> _Records for the exercise_:

+-------+

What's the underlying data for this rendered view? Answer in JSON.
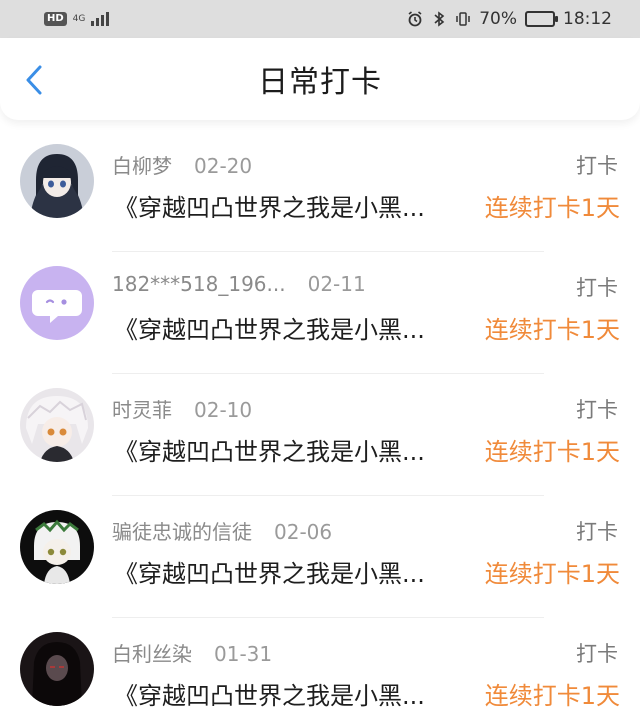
{
  "status_bar": {
    "hd": "HD",
    "network": "4G",
    "battery_percent": "70%",
    "battery_level": 0.7,
    "time": "18:12",
    "icons": [
      "alarm-icon",
      "bluetooth-icon",
      "vibrate-icon",
      "battery-icon"
    ]
  },
  "header": {
    "title": "日常打卡",
    "back_icon": "chevron-left-icon",
    "accent": "#3a8ee6"
  },
  "colors": {
    "streak": "#f08a3a",
    "meta": "#8a8a8a"
  },
  "items": [
    {
      "name": "白柳梦",
      "date": "02-20",
      "type": "打卡",
      "book": "《穿越凹凸世界之我是小黑...",
      "streak": "连续打卡1天",
      "avatar": "dark-haired-girl-avatar"
    },
    {
      "name": "182***518_196...",
      "date": "02-11",
      "type": "打卡",
      "book": "《穿越凹凸世界之我是小黑...",
      "streak": "连续打卡1天",
      "avatar": "default-chat-bubble-avatar"
    },
    {
      "name": "时灵菲",
      "date": "02-10",
      "type": "打卡",
      "book": "《穿越凹凸世界之我是小黑...",
      "streak": "连续打卡1天",
      "avatar": "white-haired-anime-avatar"
    },
    {
      "name": "骗徒忠诚的信徒",
      "date": "02-06",
      "type": "打卡",
      "book": "《穿越凹凸世界之我是小黑...",
      "streak": "连续打卡1天",
      "avatar": "maid-character-avatar"
    },
    {
      "name": "白利丝染",
      "date": "01-31",
      "type": "打卡",
      "book": "《穿越凹凸世界之我是小黑...",
      "streak": "连续打卡1天",
      "avatar": "dark-portrait-avatar"
    }
  ]
}
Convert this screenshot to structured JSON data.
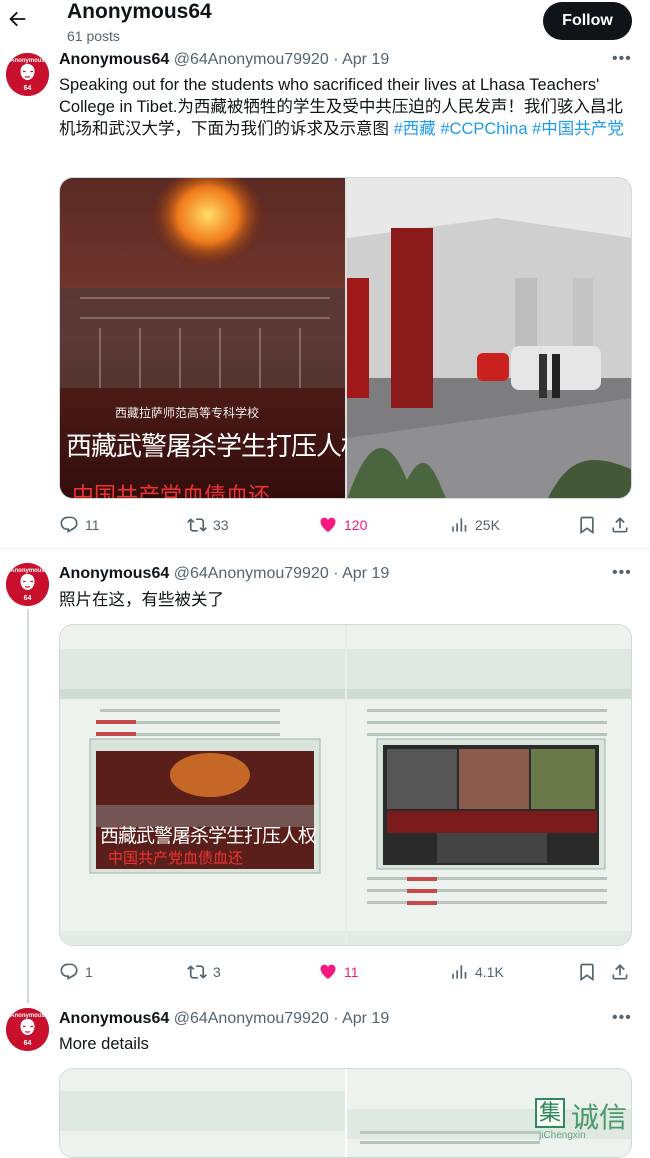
{
  "header": {
    "name": "Anonymous64",
    "posts": "61 posts",
    "follow_label": "Follow"
  },
  "avatar_text": "Anonymous 64",
  "tweets": [
    {
      "name": "Anonymous64",
      "handle": "@64Anonymou79920",
      "date": "Apr 19",
      "text_plain": "Speaking out for the students who sacrificed their lives at Lhasa Teachers' College in Tibet.为西藏被牺牲的学生及受中共压迫的人民发声！我们骇入昌北机场和武汉大学，下面为我们的诉求及示意图 ",
      "hashtags": [
        "#西藏",
        "#CCPChina",
        "#中国共产党"
      ],
      "media": {
        "left_caption_small": "西藏拉萨师范高等专科学校",
        "left_caption_big": "西藏武警屠杀学生打压人权",
        "left_caption_bottom": "中国共产党血债血还"
      },
      "replies": "11",
      "retweets": "33",
      "likes": "120",
      "views": "25K"
    },
    {
      "name": "Anonymous64",
      "handle": "@64Anonymou79920",
      "date": "Apr 19",
      "text_plain": "照片在这，有些被关了",
      "media": {
        "left_caption_big": "西藏武警屠杀学生打压人权",
        "left_caption_bottom": "中国共产党血债血还"
      },
      "replies": "1",
      "retweets": "3",
      "likes": "11",
      "views": "4.1K"
    },
    {
      "name": "Anonymous64",
      "handle": "@64Anonymou79920",
      "date": "Apr 19",
      "text_plain": "More details"
    }
  ],
  "watermark": {
    "glyph": "集",
    "text": "诚信",
    "sub": "jiChengxin"
  },
  "colors": {
    "accent": "#1d9bf0",
    "like": "#f91880",
    "avatar": "#c8102e"
  }
}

+-------+

> _Set task_: Whenever "name" turns up in a line, pick that line out.

> _Complete response_:
      "name": "白柳梦",
      "name": "182***518_196...",
      "name": "时灵菲",
      "name": "骗徒忠诚的信徒",
      "name": "白利丝染",
    "name": "Anonymous64",
      "name": "Anonymous64",
      "name": "Anonymous64",
      "name": "Anonymous64",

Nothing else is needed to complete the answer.